BEGIN Entries provided

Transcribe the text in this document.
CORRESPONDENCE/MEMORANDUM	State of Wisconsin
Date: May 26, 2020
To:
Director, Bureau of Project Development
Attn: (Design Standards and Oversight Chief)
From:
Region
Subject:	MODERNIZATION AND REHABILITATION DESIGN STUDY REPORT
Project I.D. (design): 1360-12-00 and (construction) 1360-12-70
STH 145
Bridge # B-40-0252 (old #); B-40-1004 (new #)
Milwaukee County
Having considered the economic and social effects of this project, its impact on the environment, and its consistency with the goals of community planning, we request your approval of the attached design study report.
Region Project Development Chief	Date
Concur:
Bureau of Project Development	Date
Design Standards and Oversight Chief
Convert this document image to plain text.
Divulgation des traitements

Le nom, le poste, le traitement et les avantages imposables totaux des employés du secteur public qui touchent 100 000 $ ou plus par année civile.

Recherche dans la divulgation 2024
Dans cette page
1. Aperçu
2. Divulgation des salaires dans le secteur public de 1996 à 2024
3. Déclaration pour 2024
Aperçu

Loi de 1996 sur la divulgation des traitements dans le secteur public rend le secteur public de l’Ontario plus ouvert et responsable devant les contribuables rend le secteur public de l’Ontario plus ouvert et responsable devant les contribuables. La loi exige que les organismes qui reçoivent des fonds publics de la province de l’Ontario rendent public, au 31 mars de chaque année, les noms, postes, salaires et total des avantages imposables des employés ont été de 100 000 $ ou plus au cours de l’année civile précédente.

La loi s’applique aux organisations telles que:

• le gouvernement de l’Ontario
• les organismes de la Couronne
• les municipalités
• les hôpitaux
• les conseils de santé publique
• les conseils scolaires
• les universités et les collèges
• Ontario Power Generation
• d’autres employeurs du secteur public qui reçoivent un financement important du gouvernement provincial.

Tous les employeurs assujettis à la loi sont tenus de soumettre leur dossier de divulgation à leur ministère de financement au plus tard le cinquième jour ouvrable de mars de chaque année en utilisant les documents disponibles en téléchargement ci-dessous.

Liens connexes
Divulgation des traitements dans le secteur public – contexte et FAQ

END Entries provided

__Set task__
Of the lines above, copy each that contains "Bureau".

__Answer to the problem__
Director, Bureau of Project Development
Bureau of Project Development	Date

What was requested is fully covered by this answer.